▸ **Objective**:
Determine how many lines include "this". Give the number and nothing else.

▸ **Extracted records**:
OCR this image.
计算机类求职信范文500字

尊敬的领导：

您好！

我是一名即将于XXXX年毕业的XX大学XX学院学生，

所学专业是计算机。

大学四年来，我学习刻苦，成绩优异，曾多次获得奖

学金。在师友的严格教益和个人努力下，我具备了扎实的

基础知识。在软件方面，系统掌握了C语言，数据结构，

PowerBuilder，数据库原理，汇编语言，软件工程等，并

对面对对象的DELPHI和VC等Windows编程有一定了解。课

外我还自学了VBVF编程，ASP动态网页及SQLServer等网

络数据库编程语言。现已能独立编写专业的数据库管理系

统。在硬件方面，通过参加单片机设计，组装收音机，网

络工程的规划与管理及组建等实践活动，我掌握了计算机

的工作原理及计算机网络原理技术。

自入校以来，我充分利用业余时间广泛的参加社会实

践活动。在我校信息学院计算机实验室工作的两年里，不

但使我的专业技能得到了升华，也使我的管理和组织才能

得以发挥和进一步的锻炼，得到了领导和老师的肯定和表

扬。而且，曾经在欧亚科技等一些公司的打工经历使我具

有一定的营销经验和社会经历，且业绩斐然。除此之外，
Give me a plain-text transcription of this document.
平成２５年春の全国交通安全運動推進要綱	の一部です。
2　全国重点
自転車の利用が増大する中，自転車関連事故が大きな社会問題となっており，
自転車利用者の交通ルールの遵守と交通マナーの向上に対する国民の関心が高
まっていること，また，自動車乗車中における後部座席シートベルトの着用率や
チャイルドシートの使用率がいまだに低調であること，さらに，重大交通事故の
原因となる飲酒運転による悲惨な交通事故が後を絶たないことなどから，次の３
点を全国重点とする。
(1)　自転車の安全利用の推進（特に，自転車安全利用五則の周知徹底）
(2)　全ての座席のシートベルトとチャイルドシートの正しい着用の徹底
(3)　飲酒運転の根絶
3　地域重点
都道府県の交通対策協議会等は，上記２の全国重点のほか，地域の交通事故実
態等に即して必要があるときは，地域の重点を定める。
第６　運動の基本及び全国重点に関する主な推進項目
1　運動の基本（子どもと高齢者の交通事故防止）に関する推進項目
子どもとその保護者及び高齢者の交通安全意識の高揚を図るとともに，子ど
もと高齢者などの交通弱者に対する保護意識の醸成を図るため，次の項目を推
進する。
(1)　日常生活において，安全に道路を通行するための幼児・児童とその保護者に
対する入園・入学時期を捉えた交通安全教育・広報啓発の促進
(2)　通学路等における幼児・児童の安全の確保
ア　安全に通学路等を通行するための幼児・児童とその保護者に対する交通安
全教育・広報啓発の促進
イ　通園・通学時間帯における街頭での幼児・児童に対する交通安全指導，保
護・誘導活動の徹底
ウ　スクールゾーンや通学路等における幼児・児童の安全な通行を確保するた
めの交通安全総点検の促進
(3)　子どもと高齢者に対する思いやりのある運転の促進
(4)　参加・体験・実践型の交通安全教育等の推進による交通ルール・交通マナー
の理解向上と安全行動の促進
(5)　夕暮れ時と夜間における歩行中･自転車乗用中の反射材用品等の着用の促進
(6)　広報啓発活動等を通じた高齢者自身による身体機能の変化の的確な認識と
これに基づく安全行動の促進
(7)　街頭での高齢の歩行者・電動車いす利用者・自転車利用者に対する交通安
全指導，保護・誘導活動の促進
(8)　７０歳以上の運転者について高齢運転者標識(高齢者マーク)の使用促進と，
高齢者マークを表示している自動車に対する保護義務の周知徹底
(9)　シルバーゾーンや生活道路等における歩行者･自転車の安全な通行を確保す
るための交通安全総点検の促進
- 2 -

▸ **Problem solution**:
2